**Exercise goal:** From the path-tracing forum thread below, extract the passage between "Hey JoeJ, thanks" and "whole bidirectional path...", inclusive, word for word.

**Text passage:**
My current blog on programming, linux and stuff - http://gameprogrammerdiary.blogspot.com

Hey JoeJ, thanks for your time and expertise.

The only reason that I did the things this way because there is no recursion in Vulkan/GLSL.

taby said:
The only reason that I did the things this way because there is no recursion in Vulkan/GLSL.

You can simulate recursion with stack. That's not a problem (which is the common way how you do a traversal through tree).

Anyways - to your question … let me copy the code here and add comments with questions (because it doesn't make that much sense to me):

// This function takes in - eye is camera position, direction is primary ray direction, correct? What's the purpose of this function? Perform eye-path path trace? Perform light-path path trace? Or?
//
// Digging through this - this seems to do whole bidirectional path...

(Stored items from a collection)

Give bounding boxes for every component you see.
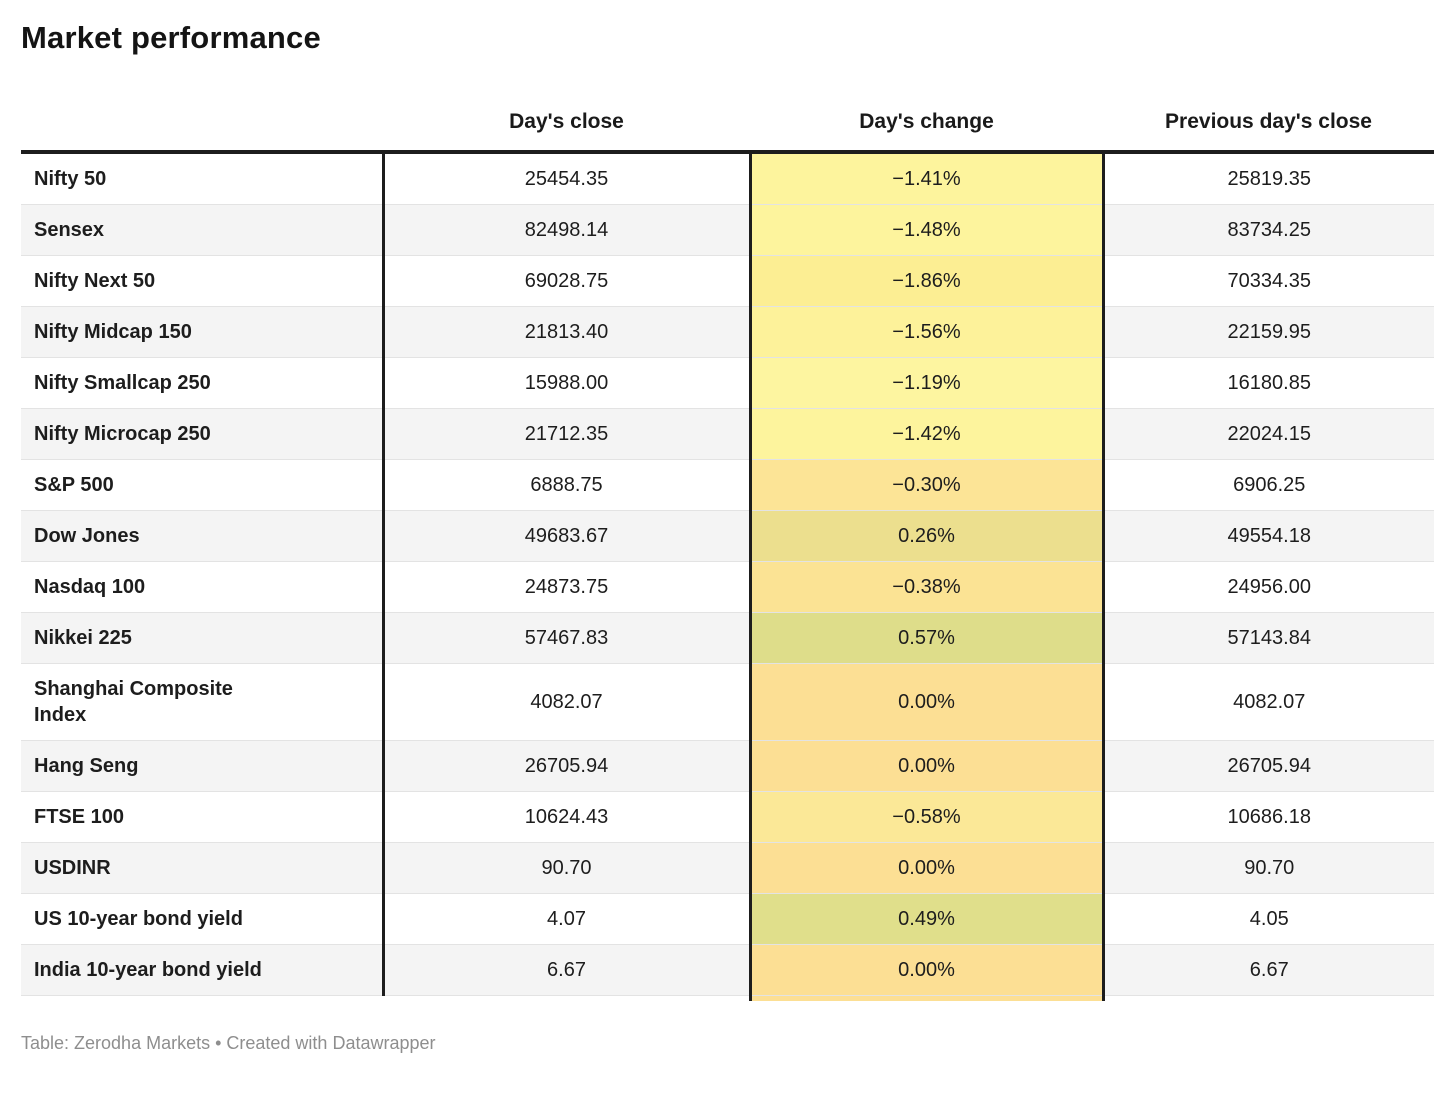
row-label-cell: USDINR [21,841,385,894]
prev-close-cell: 6.67 [1103,943,1434,996]
days-close-cell: 21813.40 [383,305,750,358]
days-close-cell: 6.67 [383,943,750,996]
row-label-cell: Dow Jones [21,509,385,562]
prev-close-cell: 4082.07 [1103,662,1434,741]
row-label-cell: Nifty Midcap 150 [21,305,385,358]
table-row: Sensex 82498.14 −1.48% 83734.25 [21,203,1434,256]
days-close-cell: 21712.35 [383,407,750,460]
table-row: Nifty Smallcap 250 15988.00 −1.19% 16180… [21,356,1434,409]
row-label-cell: India 10-year bond yield [21,943,385,996]
table-row: S&P 500 6888.75 −0.30% 6906.25 [21,458,1434,511]
days-change-cell: 0.00% [748,841,1105,894]
days-change-cell: 0.57% [748,611,1105,664]
table-row: Nifty Microcap 250 21712.35 −1.42% 22024… [21,407,1434,460]
prev-close-cell: 6906.25 [1103,458,1434,511]
table-row: Hang Seng 26705.94 0.00% 26705.94 [21,739,1434,792]
row-label-cell: FTSE 100 [21,790,385,843]
table-row: Nifty Midcap 150 21813.40 −1.56% 22159.9… [21,305,1434,358]
row-label-cell: Nifty 50 [21,151,385,205]
days-close-cell: 6888.75 [383,458,750,511]
prev-close-cell: 90.70 [1103,841,1434,894]
column-header-previous-days-close: Previous day's close [1103,95,1434,154]
table-row: Nifty Next 50 69028.75 −1.86% 70334.35 [21,254,1434,307]
row-label-cell: Shanghai Composite Index [21,662,385,741]
table-row: Nikkei 225 57467.83 0.57% 57143.84 [21,611,1434,664]
row-label-cell: Sensex [21,203,385,256]
days-close-cell: 10624.43 [383,790,750,843]
prev-close-cell: 26705.94 [1103,739,1434,792]
table-row: Nasdaq 100 24873.75 −0.38% 24956.00 [21,560,1434,613]
row-label-cell: Nikkei 225 [21,611,385,664]
attribution: Table: Zerodha Markets • Created with Da… [21,1032,436,1053]
market-performance-table: Day's close Day's change Previous day's … [21,95,1434,1001]
days-change-cell: 0.00% [748,739,1105,792]
table-row: US 10-year bond yield 4.07 0.49% 4.05 [21,892,1434,945]
page-title: Market performance [21,20,321,55]
days-change-cell: −0.58% [748,790,1105,843]
column-header-days-close: Day's close [383,95,750,154]
days-close-cell: 4082.07 [383,662,750,741]
table-header: Day's close Day's change Previous day's … [21,95,1434,154]
prev-close-cell: 24956.00 [1103,560,1434,613]
prev-close-cell: 22024.15 [1103,407,1434,460]
days-close-cell: 82498.14 [383,203,750,256]
prev-close-cell: 83734.25 [1103,203,1434,256]
row-label-cell: US 10-year bond yield [21,892,385,945]
row-label-cell: Nifty Microcap 250 [21,407,385,460]
days-change-cell: 0.00% [748,943,1105,996]
table-row: USDINR 90.70 0.00% 90.70 [21,841,1434,894]
prev-close-cell: 70334.35 [1103,254,1434,307]
table-row: India 10-year bond yield 6.67 0.00% 6.67 [21,943,1434,996]
days-close-cell: 24873.75 [383,560,750,613]
table-bottom-spacer [21,994,1434,1001]
prev-close-cell: 57143.84 [1103,611,1434,664]
days-change-cell: −1.42% [748,407,1105,460]
days-close-cell: 15988.00 [383,356,750,409]
table-row: FTSE 100 10624.43 −0.58% 10686.18 [21,790,1434,843]
days-change-cell: −0.30% [748,458,1105,511]
days-change-cell: −1.19% [748,356,1105,409]
prev-close-cell: 22159.95 [1103,305,1434,358]
days-close-cell: 69028.75 [383,254,750,307]
days-change-cell: 0.49% [748,892,1105,945]
days-change-cell: 0.00% [748,662,1105,741]
prev-close-cell: 4.05 [1103,892,1434,945]
row-label-cell: S&P 500 [21,458,385,511]
table-body: Nifty 50 25454.35 −1.41% 25819.35 Sensex… [21,151,1434,1001]
column-header-days-change: Day's change [750,95,1103,154]
table-row: Dow Jones 49683.67 0.26% 49554.18 [21,509,1434,562]
prev-close-cell: 10686.18 [1103,790,1434,843]
row-label-cell: Nasdaq 100 [21,560,385,613]
row-label-cell: Nifty Smallcap 250 [21,356,385,409]
days-change-cell: −1.56% [748,305,1105,358]
days-close-cell: 90.70 [383,841,750,894]
days-change-cell: −1.41% [748,151,1105,205]
header-row: Day's close Day's change Previous day's … [21,95,1434,154]
prev-close-cell: 16180.85 [1103,356,1434,409]
row-label-cell: Nifty Next 50 [21,254,385,307]
days-close-cell: 26705.94 [383,739,750,792]
days-change-cell: 0.26% [748,509,1105,562]
days-change-cell: −1.86% [748,254,1105,307]
days-change-cell: −1.48% [748,203,1105,256]
table-row: Shanghai Composite Index 4082.07 0.00% 4… [21,662,1434,741]
column-header-empty [21,95,383,154]
table-row: Nifty 50 25454.35 −1.41% 25819.35 [21,151,1434,205]
days-close-cell: 25454.35 [383,151,750,205]
days-close-cell: 49683.67 [383,509,750,562]
prev-close-cell: 25819.35 [1103,151,1434,205]
prev-close-cell: 49554.18 [1103,509,1434,562]
days-close-cell: 4.07 [383,892,750,945]
row-label-cell: Hang Seng [21,739,385,792]
days-change-cell: −0.38% [748,560,1105,613]
days-close-cell: 57467.83 [383,611,750,664]
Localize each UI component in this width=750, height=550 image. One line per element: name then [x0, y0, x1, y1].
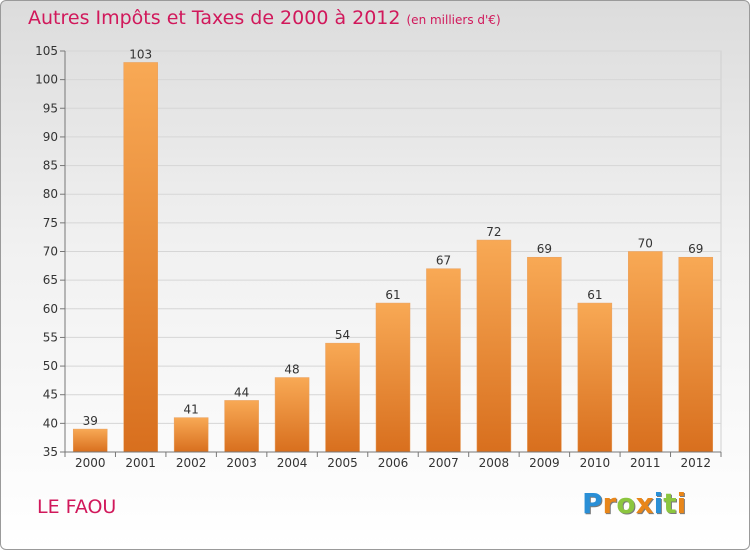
y-tick-label: 75	[43, 216, 58, 230]
x-tick-label: 2007	[428, 456, 459, 470]
chart-title-text: Autres Impôts et Taxes de 2000 à 2012	[28, 7, 401, 29]
y-axis: 35 40 45 50 55 60 65 70 75 80 85 90 95 100 105	[35, 44, 66, 459]
y-tick-label: 80	[43, 187, 58, 201]
data-label-2010: 61	[587, 288, 602, 302]
x-tick-label: 2002	[176, 456, 207, 470]
data-label-2002: 41	[184, 403, 199, 417]
commune-name: LE FAOU	[37, 496, 117, 518]
bar-2010	[577, 302, 613, 453]
x-axis: 2000 2001 2002 2003 2004 2005 2006 2007 2008 2009…	[64, 451, 722, 470]
chart-title: Autres Impôts et Taxes de 2000 à 2012 (en…	[28, 7, 501, 29]
bar-2011	[628, 251, 663, 453]
x-tick-label: 2001	[125, 456, 156, 470]
x-tick-label: 2003	[226, 456, 257, 470]
y-tick-label: 60	[43, 302, 58, 316]
y-tick-label: 50	[43, 359, 58, 373]
bar-2000	[72, 428, 108, 453]
data-label-2012: 69	[688, 242, 703, 256]
x-tick-label: 2012	[680, 456, 711, 470]
chart-subtitle: (en milliers d'€)	[406, 13, 501, 27]
y-tick-label: 35	[43, 445, 58, 459]
proxiti-logo[interactable]: Proxiti	[582, 487, 686, 520]
y-tick-label: 100	[35, 73, 58, 87]
bar-2008	[476, 239, 512, 453]
logo-letter: i	[676, 487, 687, 520]
bar-2012	[678, 256, 714, 453]
data-label-2001: 103	[129, 47, 152, 61]
bar-2001	[123, 62, 158, 453]
x-tick-label: 2000	[75, 456, 106, 470]
bar-2009	[527, 256, 562, 453]
x-tick-label: 2009	[529, 456, 560, 470]
y-tick-label: 65	[43, 273, 58, 287]
logo-letter: P	[582, 487, 603, 520]
y-tick-label: 105	[35, 44, 58, 58]
data-label-2006: 61	[385, 288, 400, 302]
logo-letter: t	[663, 487, 677, 520]
x-tick-label: 2005	[327, 456, 358, 470]
bars: 39 103 41 44 48 54 61 67 72 69 61 70 69	[72, 47, 714, 453]
y-tick-label: 55	[43, 330, 58, 344]
data-label-2003: 44	[234, 385, 249, 399]
data-label-2009: 69	[537, 242, 552, 256]
y-tick-label: 90	[43, 130, 58, 144]
y-tick-label: 85	[43, 159, 58, 173]
bar-2002	[173, 417, 209, 453]
data-label-2000: 39	[83, 414, 98, 428]
bar-2006	[375, 302, 411, 453]
data-label-2008: 72	[486, 225, 501, 239]
data-label-2011: 70	[638, 237, 653, 251]
bar-2004	[274, 377, 310, 453]
logo-letter: x	[635, 487, 654, 520]
logo-letter: r	[602, 487, 617, 520]
y-tick-label: 45	[43, 388, 58, 402]
data-label-2004: 48	[284, 363, 299, 377]
logo-letter: i	[653, 487, 664, 520]
x-tick-label: 2010	[580, 456, 611, 470]
y-tick-label: 95	[43, 101, 58, 115]
bar-2007	[426, 268, 461, 453]
y-tick-label: 70	[43, 245, 58, 259]
x-tick-label: 2008	[479, 456, 510, 470]
x-tick-label: 2011	[630, 456, 661, 470]
bar-2005	[325, 342, 360, 453]
data-label-2007: 67	[436, 254, 451, 268]
bar-2003	[224, 400, 259, 453]
x-tick-label: 2006	[378, 456, 409, 470]
x-tick-label: 2004	[277, 456, 308, 470]
data-label-2005: 54	[335, 328, 350, 342]
logo-letter: o	[616, 487, 636, 520]
y-tick-label: 40	[43, 416, 58, 430]
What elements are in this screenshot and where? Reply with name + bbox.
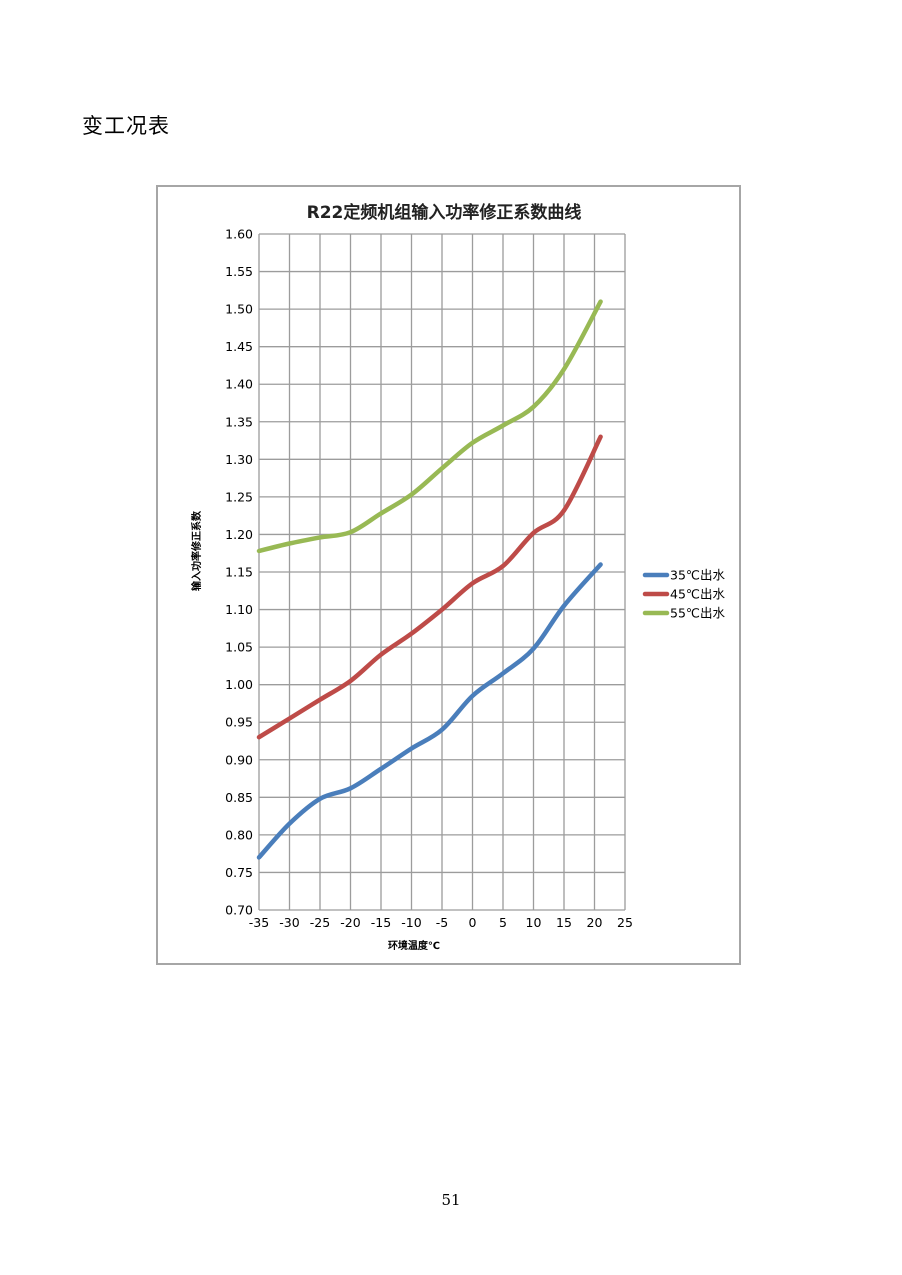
y-tick-label: 0.85: [225, 790, 253, 805]
page-number: 51: [441, 1191, 461, 1209]
y-tick-label: 1.15: [225, 565, 253, 580]
y-tick-label: 1.35: [225, 414, 253, 429]
series-line-1: [256, 562, 603, 860]
y-tick-label: 0.80: [225, 827, 253, 842]
x-tick-label: -25: [310, 915, 330, 930]
series-line-3: [256, 299, 603, 554]
x-tick-label: -5: [436, 915, 448, 930]
series-layer: [256, 299, 603, 860]
x-tick-label: -30: [279, 915, 299, 930]
x-tick-label: 15: [556, 915, 572, 930]
y-tick-label: 1.60: [225, 227, 253, 242]
y-tick-label: 1.30: [225, 452, 253, 467]
x-tick-label: 0: [469, 915, 477, 930]
x-tick-label: -35: [249, 915, 269, 930]
y-tick-label: 1.25: [225, 489, 253, 504]
x-tick-label: -20: [340, 915, 360, 930]
y-axis-title: 输入功率修正系数: [190, 510, 203, 591]
y-tick-label: 0.70: [225, 903, 253, 918]
y-tick-label: 1.00: [225, 677, 253, 692]
section-title: 变工况表: [82, 114, 170, 138]
y-tick-label: 0.75: [225, 865, 253, 880]
x-tick-label: -15: [371, 915, 391, 930]
x-tick-label: 5: [499, 915, 507, 930]
chart-frame: R22定频机组输入功率修正系数曲线 0.70 0.75 0.80 0.85 0.90 0.…: [156, 185, 741, 965]
y-tick-label: 1.50: [225, 302, 253, 317]
y-tick-label: 1.20: [225, 527, 253, 542]
tick-layer: 0.70 0.75 0.80 0.85 0.90 0.95 1.00 1.05 1.10 1.15…: [225, 227, 633, 931]
x-tick-label: -10: [401, 915, 421, 930]
y-tick-label: 1.10: [225, 602, 253, 617]
series-line-2: [256, 434, 603, 740]
y-tick-label: 1.05: [225, 640, 253, 655]
y-tick-label: 0.95: [225, 715, 253, 730]
legend-label-1: 35℃出水: [670, 568, 725, 583]
chart-svg: R22定频机组输入功率修正系数曲线 0.700.750.800.850.900.…: [190, 202, 725, 952]
y-tick-label: 1.45: [225, 339, 253, 354]
y-tick-label: 0.90: [225, 752, 253, 767]
legend-label-3: 55℃出水: [670, 606, 725, 621]
x-tick-label: 20: [587, 915, 603, 930]
y-tick-label: 1.40: [225, 377, 253, 392]
x-axis-title: 环境温度℃: [388, 939, 440, 952]
chart-title: R22定频机组输入功率修正系数曲线: [307, 202, 582, 223]
legend: 35℃出水 45℃出水 55℃出水: [642, 568, 725, 621]
y-tick-label: 1.55: [225, 264, 253, 279]
legend-label-2: 45℃出水: [670, 587, 725, 602]
x-tick-label: 25: [617, 915, 633, 930]
grid-layer: [258, 233, 626, 911]
x-tick-label: 10: [526, 915, 542, 930]
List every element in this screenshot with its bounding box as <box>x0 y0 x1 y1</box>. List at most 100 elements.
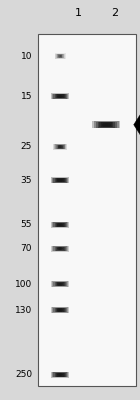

**Full answer:**
Hey JoeJ, thanks for your time and expertise.

The only reason that I did the things this way because there is no recursion in Vulkan/GLSL.

taby said:
The only reason that I did the things this way because there is no recursion in Vulkan/GLSL.

You can simulate recursion with stack. That's not a problem (which is the common way how you do a traversal through tree).

Anyways - to your question … let me copy the code here and add comments with questions (because it doesn't make that much sense to me):

// This function takes in - eye is camera position, direction is primary ray direction, correct? What's the purpose of this function? Perform eye-path path trace? Perform light-path path trace? Or?
//
// Digging through this - this seems to do whole bidirectional path...